* [Extracted data entries]
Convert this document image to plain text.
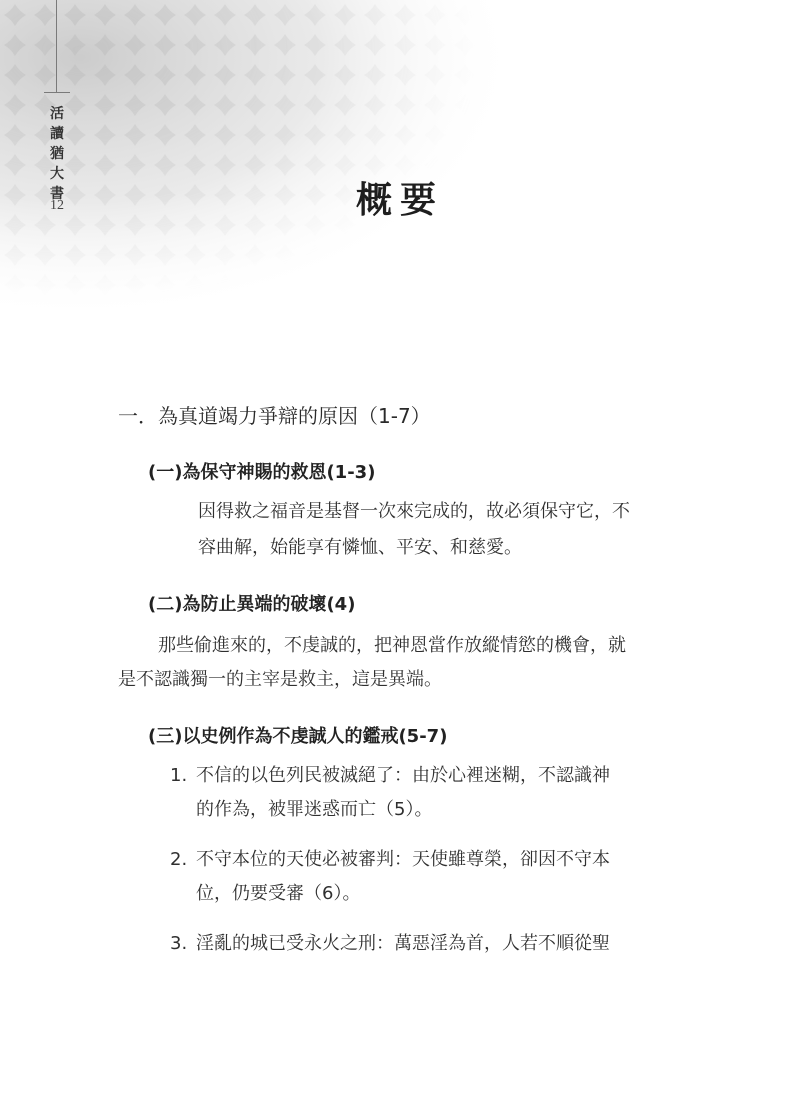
活讀猶大書
12	概要
一．為真道竭力爭辯的原因（1-7）
(一)為保守神賜的救恩(1-3)
因得救之福音是基督一次來完成的，故必須保守它，不
容曲解，始能享有憐恤、平安、和慈愛。
(二)為防止異端的破壞(4)
那些偷進來的，不虔誠的，把神恩當作放縱情慾的機會，就
是不認識獨一的主宰是救主，這是異端。
(三)以史例作為不虔誠人的鑑戒(5-7)
1. 不信的以色列民被滅絕了：由於心裡迷糊，不認識神
的作為，被罪迷惑而亡（5）。
2. 不守本位的天使必被審判：天使雖尊榮，卻因不守本
位，仍要受審（6）。
3. 淫亂的城已受永火之刑：萬惡淫為首，人若不順從聖
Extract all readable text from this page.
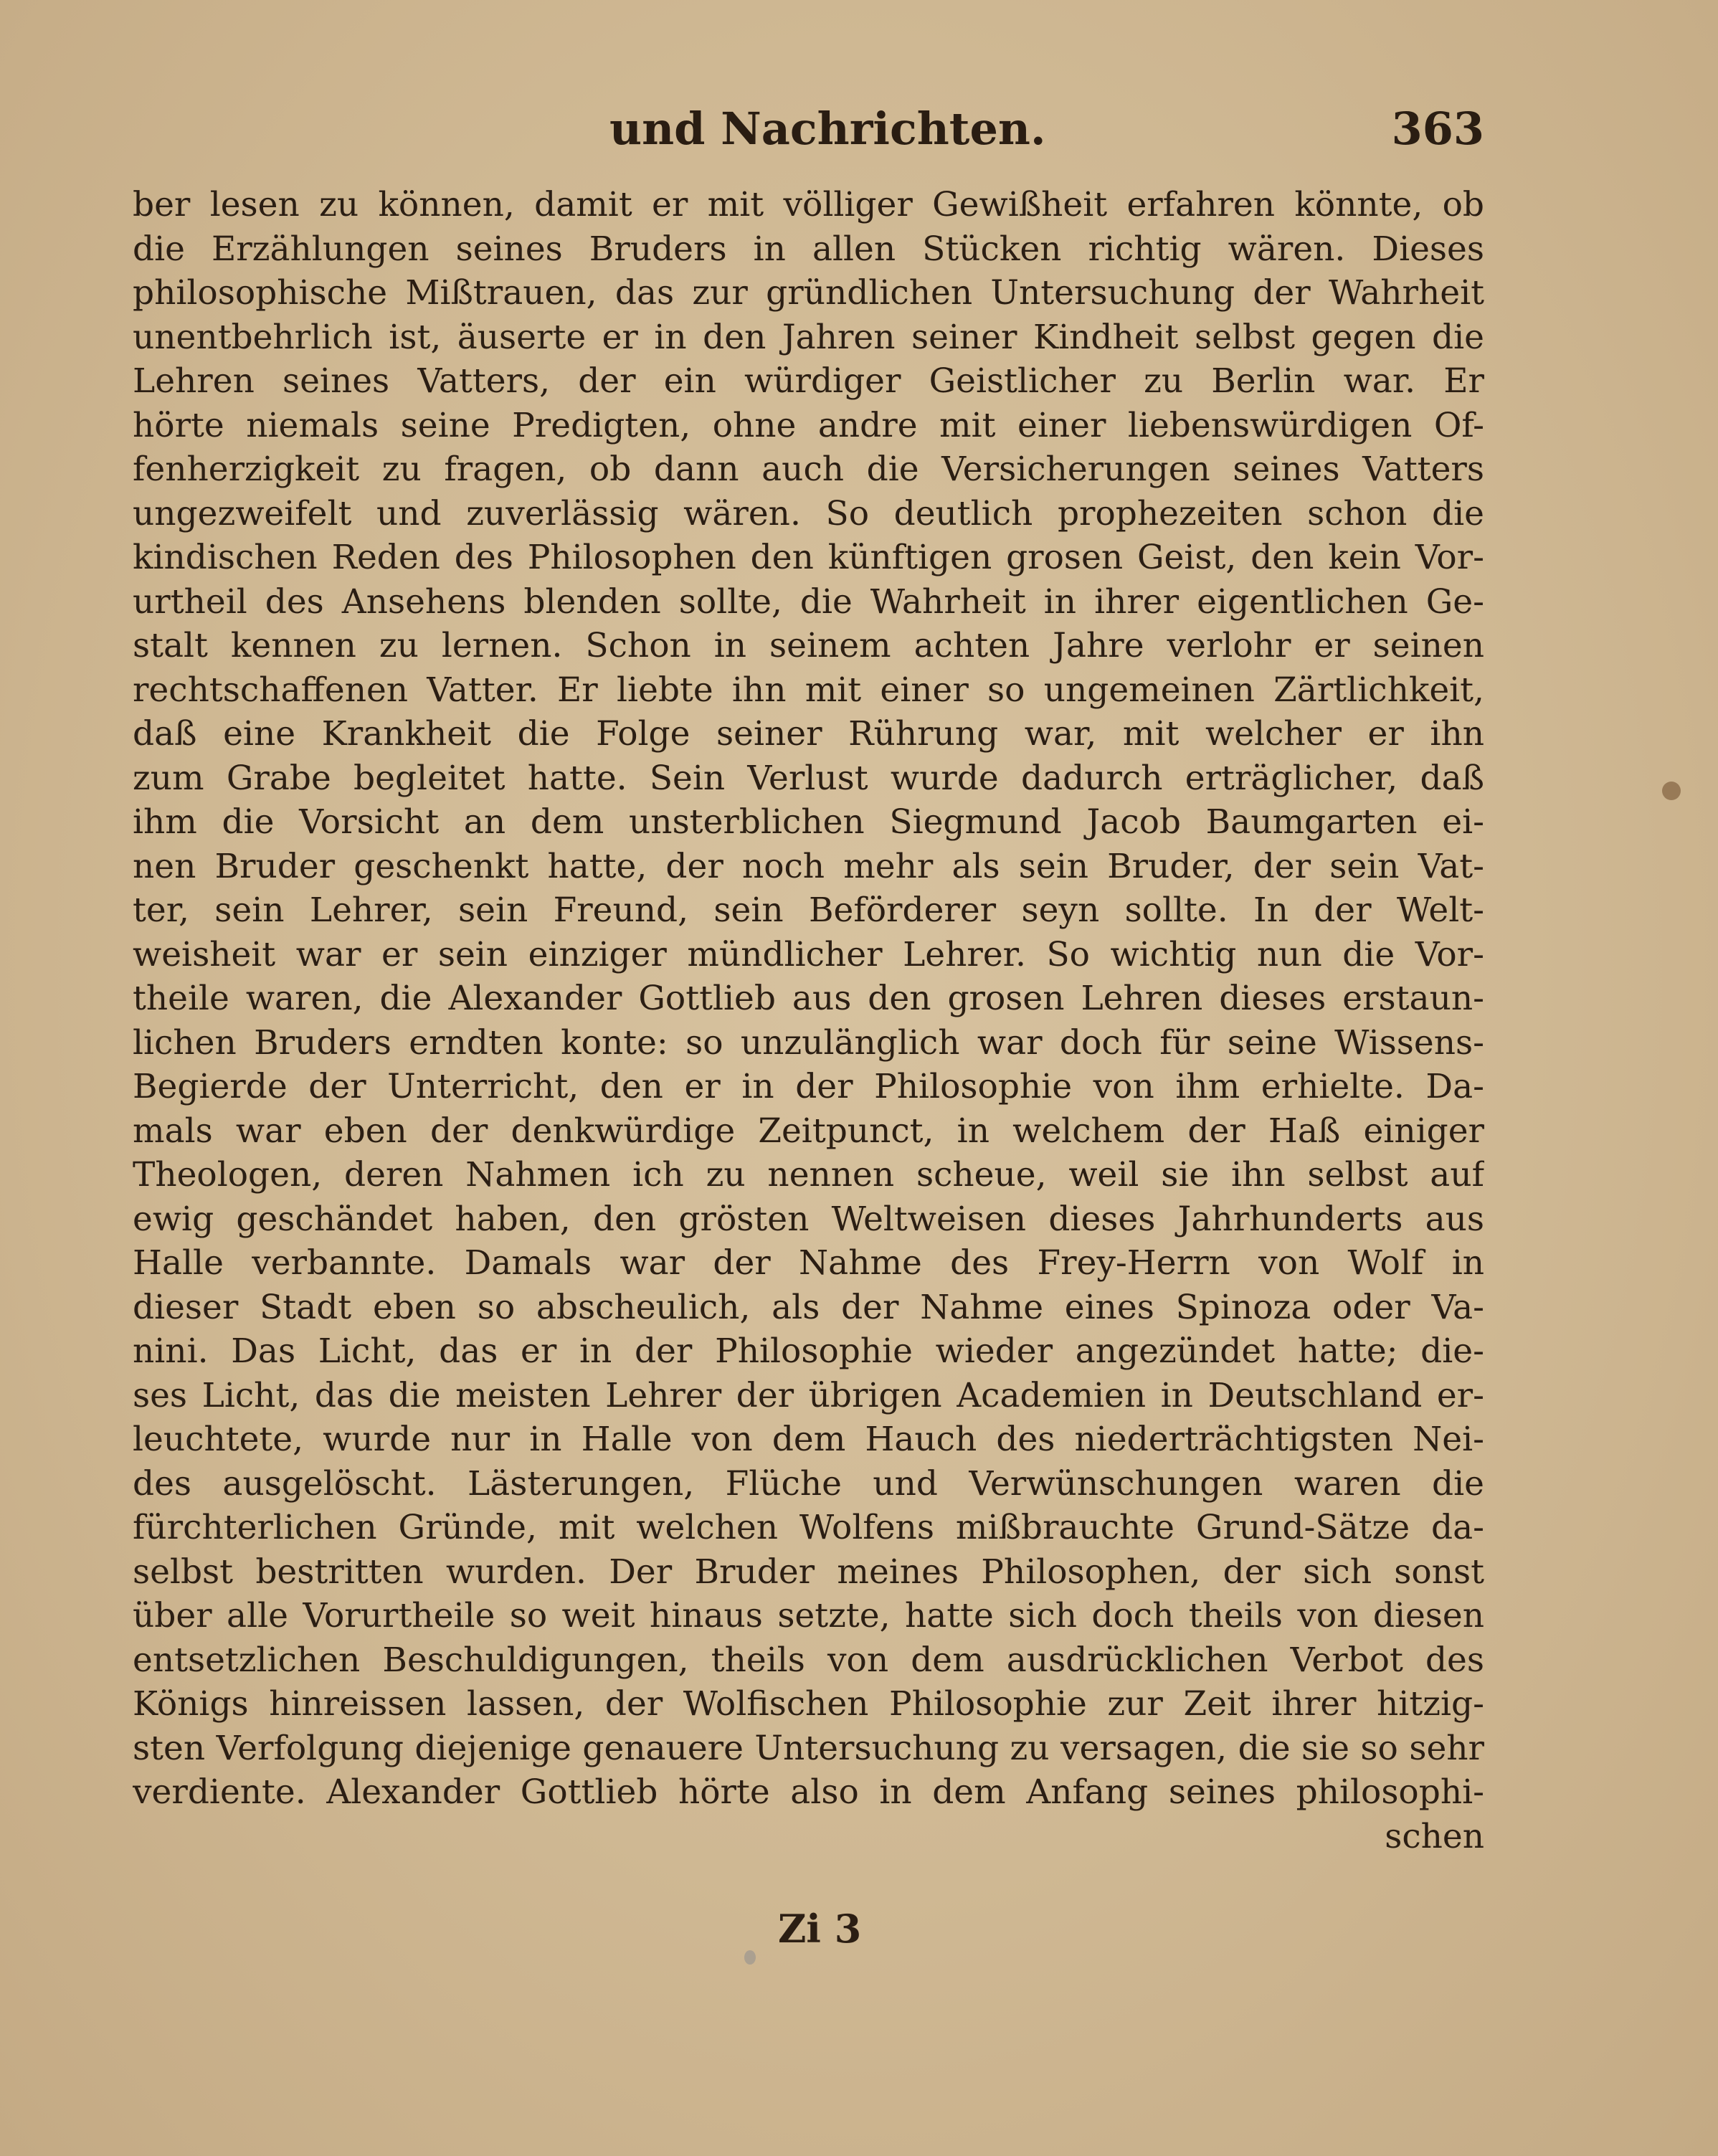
und Nachrichten.	363
ber lesen zu können, damit er mit völliger Gewißheit erfahren könnte, ob
die Erzählungen seines Bruders in allen Stücken richtig wären. Dieses
philosophische Mißtrauen, das zur gründlichen Untersuchung der Wahrheit
unentbehrlich ist, äuserte er in den Jahren seiner Kindheit selbst gegen die
Lehren seines Vatters, der ein würdiger Geistlicher zu Berlin war. Er
hörte niemals seine Predigten, ohne andre mit einer liebenswürdigen Of-
fenherzigkeit zu fragen, ob dann auch die Versicherungen seines Vatters
ungezweifelt und zuverlässig wären. So deutlich prophezeiten schon die
kindischen Reden des Philosophen den künftigen grosen Geist, den kein Vor-
urtheil des Ansehens blenden sollte, die Wahrheit in ihrer eigentlichen Ge-
stalt kennen zu lernen. Schon in seinem achten Jahre verlohr er seinen
rechtschaffenen Vatter. Er liebte ihn mit einer so ungemeinen Zärtlichkeit,
daß eine Krankheit die Folge seiner Rührung war, mit welcher er ihn
zum Grabe begleitet hatte. Sein Verlust wurde dadurch erträglicher, daß
ihm die Vorsicht an dem unsterblichen Siegmund Jacob Baumgarten ei-
nen Bruder geschenkt hatte, der noch mehr als sein Bruder, der sein Vat-
ter, sein Lehrer, sein Freund, sein Beförderer seyn sollte. In der Welt-
weisheit war er sein einziger mündlicher Lehrer. So wichtig nun die Vor-
theile waren, die Alexander Gottlieb aus den grosen Lehren dieses erstaun-
lichen Bruders erndten konte: so unzulänglich war doch für seine Wissens-
Begierde der Unterricht, den er in der Philosophie von ihm erhielte. Da-
mals war eben der denkwürdige Zeitpunct, in welchem der Haß einiger
Theologen, deren Nahmen ich zu nennen scheue, weil sie ihn selbst auf
ewig geschändet haben, den grösten Weltweisen dieses Jahrhunderts aus
Halle verbannte. Damals war der Nahme des Frey-Herrn von Wolf in
dieser Stadt eben so abscheulich, als der Nahme eines Spinoza oder Va-
nini. Das Licht, das er in der Philosophie wieder angezündet hatte; die-
ses Licht, das die meisten Lehrer der übrigen Academien in Deutschland er-
leuchtete, wurde nur in Halle von dem Hauch des niederträchtigsten Nei-
des ausgelöscht. Lästerungen, Flüche und Verwünschungen waren die
fürchterlichen Gründe, mit welchen Wolfens mißbrauchte Grund-Sätze da-
selbst bestritten wurden. Der Bruder meines Philosophen, der sich sonst
über alle Vorurtheile so weit hinaus setzte, hatte sich doch theils von diesen
entsetzlichen Beschuldigungen, theils von dem ausdrücklichen Verbot des
Königs hinreissen lassen, der Wolfischen Philosophie zur Zeit ihrer hitzig-
sten Verfolgung diejenige genauere Untersuchung zu versagen, die sie so sehr
verdiente. Alexander Gottlieb hörte also in dem Anfang seines philosophi-
schen
Zi 3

* [AIM] Go through the data above and find the lines with the word "Untersuchung". Copy each of those lines.

* [TASK RESPONSE]
philosophische Mißtrauen, das zur gründlichen Untersuchung der Wahrheit
sten Verfolgung diejenige genauere Untersuchung zu versagen, die sie so sehr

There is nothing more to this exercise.